[comp.sys.att] 3b1, antistatic tab removal

ruck@sphere.UUCP (John R Ruckstuhl Jr) (06/15/90)

I have opened my 3b1 a few times during the past ~18 months to clean the
hard disk's antistatic tab (to stop hard disk whine).  At the time this
operation was discussed (~18 months ago?), some posters commented that
the tab was unnecessary, and that it could simply be removed without
harm.  
Has anyone removed their disk's antistatic tab?  Any side-effects?

[BTW, thanks to you who originally explained this fix... I had already 
had the original drive *replaced* (under warrenty) because of this 
whine, then the replacement drive began whining, and I was getting very
agitated.]


Also:
My 3b1 ingests much dust.  How do you/I remove the accumulated dust from
the opened 3b1?  (I considered wiping the motherboard with an old 
paintbrush, but worried about static (dis)charge.)


How would I checksum a diskette so that I could verify the integrity of
copies?  How about:
    $ dd if=/dev/rfp021 | sum
and perhaps better,
    $ dd if=/dev/rfp021 ibs=4k obs=4k | sum -r
Does anyone checksum backups?  Or is checksum inherent in cpio, so if
one can cpio -iBct (or cpio -iBc ?), then the backup is clean?


Thank you for any information.
Regards,
John.
-- 
John R Ruckstuhl, Jr	UUCP: sphere!ruck
			DOMAIN: ruck%sphere@hp-lsd.cos.hp.com

yarvin-norman@CS.YALE.EDU (Norman Yarvin) (06/16/90)

§ **Items from a dataset**
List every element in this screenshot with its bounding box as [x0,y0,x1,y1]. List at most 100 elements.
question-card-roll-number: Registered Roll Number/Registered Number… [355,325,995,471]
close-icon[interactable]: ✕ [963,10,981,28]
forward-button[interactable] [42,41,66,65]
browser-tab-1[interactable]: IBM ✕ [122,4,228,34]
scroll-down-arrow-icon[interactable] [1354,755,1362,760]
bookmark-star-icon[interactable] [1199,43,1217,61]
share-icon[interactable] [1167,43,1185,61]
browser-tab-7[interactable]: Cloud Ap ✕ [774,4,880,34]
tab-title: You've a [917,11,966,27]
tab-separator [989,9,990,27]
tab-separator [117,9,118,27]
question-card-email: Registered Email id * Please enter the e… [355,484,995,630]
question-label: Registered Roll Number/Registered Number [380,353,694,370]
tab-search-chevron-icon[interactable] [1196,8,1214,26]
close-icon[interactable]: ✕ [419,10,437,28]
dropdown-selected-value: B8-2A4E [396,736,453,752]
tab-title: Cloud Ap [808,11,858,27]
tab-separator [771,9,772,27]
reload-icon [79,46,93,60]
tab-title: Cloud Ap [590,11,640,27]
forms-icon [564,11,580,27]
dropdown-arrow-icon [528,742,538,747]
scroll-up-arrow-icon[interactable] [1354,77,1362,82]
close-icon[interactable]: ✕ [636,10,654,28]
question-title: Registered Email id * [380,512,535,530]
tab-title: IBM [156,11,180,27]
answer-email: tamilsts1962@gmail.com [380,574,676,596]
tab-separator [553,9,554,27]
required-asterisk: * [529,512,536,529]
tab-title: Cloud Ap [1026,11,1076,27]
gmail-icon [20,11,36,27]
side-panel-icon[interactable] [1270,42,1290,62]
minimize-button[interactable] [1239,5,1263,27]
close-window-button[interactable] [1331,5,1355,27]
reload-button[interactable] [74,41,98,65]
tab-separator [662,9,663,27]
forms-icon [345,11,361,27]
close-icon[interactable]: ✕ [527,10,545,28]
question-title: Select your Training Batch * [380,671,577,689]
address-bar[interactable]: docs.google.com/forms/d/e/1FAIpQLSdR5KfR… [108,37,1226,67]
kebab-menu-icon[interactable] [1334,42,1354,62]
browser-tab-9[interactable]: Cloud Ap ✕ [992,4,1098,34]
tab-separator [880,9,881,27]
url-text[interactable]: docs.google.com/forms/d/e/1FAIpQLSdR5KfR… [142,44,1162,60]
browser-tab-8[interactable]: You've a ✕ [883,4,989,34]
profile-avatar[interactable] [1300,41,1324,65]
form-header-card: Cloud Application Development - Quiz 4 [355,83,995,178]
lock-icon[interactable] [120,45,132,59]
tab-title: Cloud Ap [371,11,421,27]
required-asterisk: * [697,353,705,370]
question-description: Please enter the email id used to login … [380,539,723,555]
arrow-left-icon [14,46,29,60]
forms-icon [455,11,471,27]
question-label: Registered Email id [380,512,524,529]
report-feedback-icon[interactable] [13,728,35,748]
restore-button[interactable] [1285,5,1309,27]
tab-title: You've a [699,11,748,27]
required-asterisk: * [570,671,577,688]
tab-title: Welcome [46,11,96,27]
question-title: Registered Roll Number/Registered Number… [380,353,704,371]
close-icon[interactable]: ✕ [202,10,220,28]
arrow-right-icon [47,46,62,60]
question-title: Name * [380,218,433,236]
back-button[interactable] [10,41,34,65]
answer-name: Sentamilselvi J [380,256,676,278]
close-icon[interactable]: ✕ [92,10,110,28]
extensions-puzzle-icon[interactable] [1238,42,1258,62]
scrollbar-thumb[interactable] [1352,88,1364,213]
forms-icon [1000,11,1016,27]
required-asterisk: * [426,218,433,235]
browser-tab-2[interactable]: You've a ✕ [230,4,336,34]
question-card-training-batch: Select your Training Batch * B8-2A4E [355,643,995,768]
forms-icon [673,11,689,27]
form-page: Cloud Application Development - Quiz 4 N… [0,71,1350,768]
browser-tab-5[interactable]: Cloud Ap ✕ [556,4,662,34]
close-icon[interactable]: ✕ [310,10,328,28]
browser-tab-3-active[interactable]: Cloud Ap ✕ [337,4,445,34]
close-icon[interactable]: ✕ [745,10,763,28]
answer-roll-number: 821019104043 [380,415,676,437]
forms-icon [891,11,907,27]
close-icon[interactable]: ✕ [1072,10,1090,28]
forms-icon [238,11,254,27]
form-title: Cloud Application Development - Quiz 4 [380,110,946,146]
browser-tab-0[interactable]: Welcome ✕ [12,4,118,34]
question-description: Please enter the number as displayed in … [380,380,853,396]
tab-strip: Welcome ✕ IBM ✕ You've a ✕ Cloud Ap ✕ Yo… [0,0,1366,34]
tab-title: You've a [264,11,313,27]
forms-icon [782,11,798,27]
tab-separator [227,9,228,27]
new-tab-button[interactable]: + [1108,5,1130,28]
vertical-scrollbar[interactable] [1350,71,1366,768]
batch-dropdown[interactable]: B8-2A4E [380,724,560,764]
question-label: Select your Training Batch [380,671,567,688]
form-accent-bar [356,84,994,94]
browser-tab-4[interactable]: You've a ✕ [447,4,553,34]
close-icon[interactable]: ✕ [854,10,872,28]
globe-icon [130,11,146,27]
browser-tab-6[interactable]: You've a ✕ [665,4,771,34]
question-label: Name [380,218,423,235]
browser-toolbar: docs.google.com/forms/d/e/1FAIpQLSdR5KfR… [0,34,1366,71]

§ **Things to do**
- A) Reproduce the 3b1 newsgroup post word for word, everything from "Thank you for" down to "(Norman Yarvin) (06/16/90)".
- B) Pick up the 3b1 newsgroup post at the point where it stops and carry it on.

§ **Answers to the problems**
- A)
Thank you for any information.
Regards,
John.
-- 
John R Ruckstuhl, Jr	UUCP: sphere!ruck
			DOMAIN: ruck%sphere@hp-lsd.cos.hp.com

yarvin-norman@CS.YALE.EDU (Norman Yarvin) (06/16/90)

- B)
In article <303@sphere.UUCP> ruck@sphere.UUCP (John R Ruckstuhl Jr) writes:
>My 3b1 ingests much dust.  How do you/I remove the accumulated dust from
>the opened 3b1?  (I considered wiping the motherboard with an old
>paintbrush, but worried about static (dis)charge.)

I have used compressed gas.  Traditional products use CFCs, and I have also
seen plain compressed air for this purpose.  The last time, I just used lung
power.

Has anybody tried a fire extinguisher? (the CO2 kind, not the water kind :-))
Presumably an air compressor would also work?  Bottled gas for cleaning my
computer is not the kind of thing I like spending money on.

>Does anyone checksum backups?  Or is checksum inherent in cpio, so if
>one can cpio -iBct (or cpio -iBc ?), then the backup is clean?

I think either the kernel or the hardware writes CRCs for each disk block.
I know the standard backup routine just does a cpio -iBct (or whatever) if
you ask it to "verify the backup".  (You want the 't' option, or else you'll
be restoring.)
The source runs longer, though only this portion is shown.